(Data entries)
════

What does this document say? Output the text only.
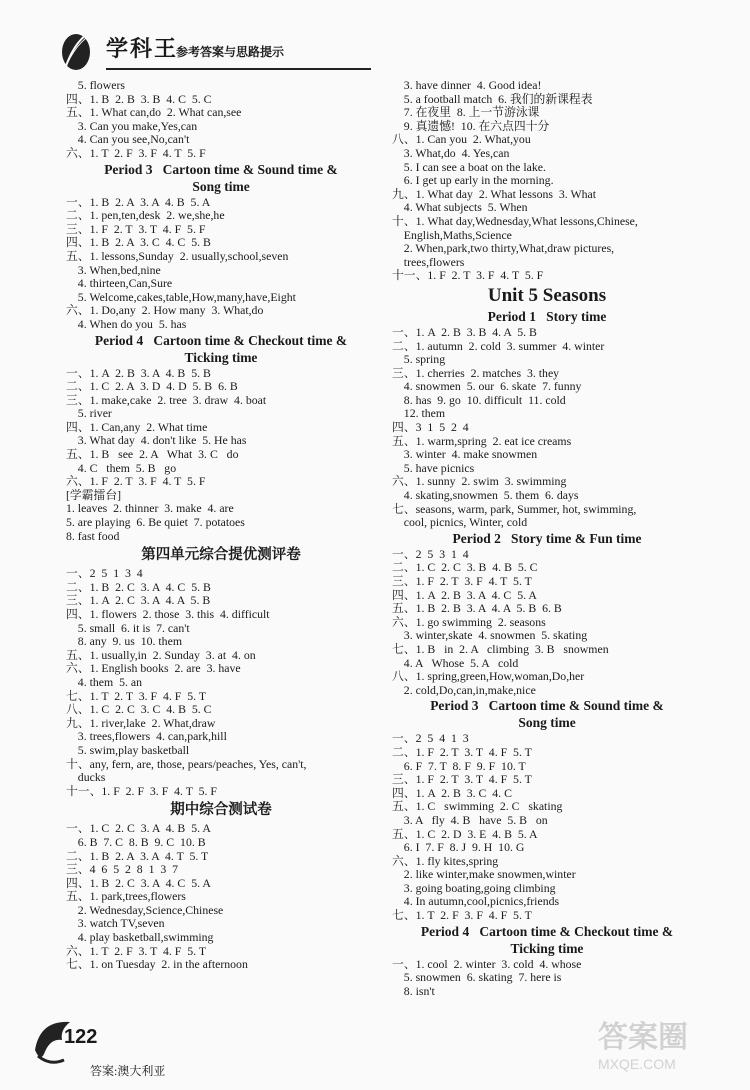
学科王
参考答案与思路提示
5. flowers
四、1. B  2. B  3. B  4. C  5. C
五、1. What can,do  2. What can,see
3. Can you make,Yes,can
4. Can you see,No,can't
六、1. T  2. F  3. F  4. T  5. F
Period 3   Cartoon time & Sound time &
Song time
一、1. B  2. A  3. A  4. B  5. A
二、1. pen,ten,desk  2. we,she,he
三、1. F  2. T  3. T  4. F  5. F
四、1. B  2. A  3. C  4. C  5. B
五、1. lessons,Sunday  2. usually,school,seven
3. When,bed,nine
4. thirteen,Can,Sure
5. Welcome,cakes,table,How,many,have,Eight
六、1. Do,any  2. How many  3. What,do
4. When do you  5. has
Period 4   Cartoon time & Checkout time &
Ticking time
一、1. A  2. B  3. A  4. B  5. B
二、1. C  2. A  3. D  4. D  5. B  6. B
三、1. make,cake  2. tree  3. draw  4. boat
5. river
四、1. Can,any  2. What time
3. What day  4. don't like  5. He has
五、1. B   see  2. A   What  3. C   do
4. C   them  5. B   go
六、1. F  2. T  3. F  4. T  5. F
[学霸擂台]
1. leaves  2. thinner  3. make  4. are
5. are playing  6. Be quiet  7. potatoes
8. fast food
第四单元综合提优测评卷
一、2  5  1  3  4
二、1. B  2. C  3. A  4. C  5. B
三、1. A  2. C  3. A  4. A  5. B
四、1. flowers  2. those  3. this  4. difficult
5. small  6. it is  7. can't
8. any  9. us  10. them
五、1. usually,in  2. Sunday  3. at  4. on
六、1. English books  2. are  3. have
4. them  5. an
七、1. T  2. T  3. F  4. F  5. T
八、1. C  2. C  3. C  4. B  5. C
九、1. river,lake  2. What,draw
3. trees,flowers  4. can,park,hill
5. swim,play basketball
十、any, fern, are, those, pears/peaches, Yes, can't,
ducks
十一、1. F  2. F  3. F  4. T  5. F
期中综合测试卷
一、1. C  2. C  3. A  4. B  5. A
6. B  7. C  8. B  9. C  10. B
二、1. B  2. A  3. A  4. T  5. T
三、4  6  5  2  8  1  3  7
四、1. B  2. C  3. A  4. C  5. A
五、1. park,trees,flowers
2. Wednesday,Science,Chinese
3. watch TV,seven
4. play basketball,swimming
六、1. T  2. F  3. T  4. F  5. T
七、1. on Tuesday  2. in the afternoon
3. have dinner  4. Good idea!
5. a football match  6. 我们的新课程表
7. 在夜里  8. 上一节游泳课
9. 真遗憾!  10. 在六点四十分
八、1. Can you  2. What,you
3. What,do  4. Yes,can
5. I can see a boat on the lake.
6. I get up early in the morning.
九、1. What day  2. What lessons  3. What
4. What subjects  5. When
十、1. What day,Wednesday,What lessons,Chinese,
English,Maths,Science
2. When,park,two thirty,What,draw pictures,
trees,flowers
十一、1. F  2. T  3. F  4. T  5. F
Unit 5 Seasons
Period 1   Story time
一、1. A  2. B  3. B  4. A  5. B
二、1. autumn  2. cold  3. summer  4. winter
5. spring
三、1. cherries  2. matches  3. they
4. snowmen  5. our  6. skate  7. funny
8. has  9. go  10. difficult  11. cold
12. them
四、3  1  5  2  4
五、1. warm,spring  2. eat ice creams
3. winter  4. make snowmen
5. have picnics
六、1. sunny  2. swim  3. swimming
4. skating,snowmen  5. them  6. days
七、seasons, warm, park, Summer, hot, swimming,
cool, picnics, Winter, cold
Period 2   Story time & Fun time
一、2  5  3  1  4
二、1. C  2. C  3. B  4. B  5. C
三、1. F  2. T  3. F  4. T  5. T
四、1. A  2. B  3. A  4. C  5. A
五、1. B  2. B  3. A  4. A  5. B  6. B
六、1. go swimming  2. seasons
3. winter,skate  4. snowmen  5. skating
七、1. B   in  2. A   climbing  3. B   snowmen
4. A   Whose  5. A   cold
八、1. spring,green,How,woman,Do,her
2. cold,Do,can,in,make,nice
Period 3   Cartoon time & Sound time &
Song time
一、2  5  4  1  3
二、1. F  2. T  3. T  4. F  5. T
6. F  7. T  8. F  9. F  10. T
三、1. F  2. T  3. T  4. F  5. T
四、1. A  2. B  3. C  4. C
五、1. C   swimming  2. C   skating
3. A   fly  4. B   have  5. B   on
五、1. C  2. D  3. E  4. B  5. A
6. I  7. F  8. J  9. H  10. G
六、1. fly kites,spring
2. like winter,make snowmen,winter
3. going boating,going climbing
4. In autumn,cool,picnics,friends
七、1. T  2. F  3. F  4. F  5. T
Period 4   Cartoon time & Checkout time &
Ticking time
一、1. cool  2. winter  3. cold  4. whose
5. snowmen  6. skating  7. here is
8. isn't
122
答案:澳大利亚
答案圈
MXQE.COM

════

Gather each line holding the string "seven".

五、1. lessons,Sunday  2. usually,school,seven
3. watch TV,seven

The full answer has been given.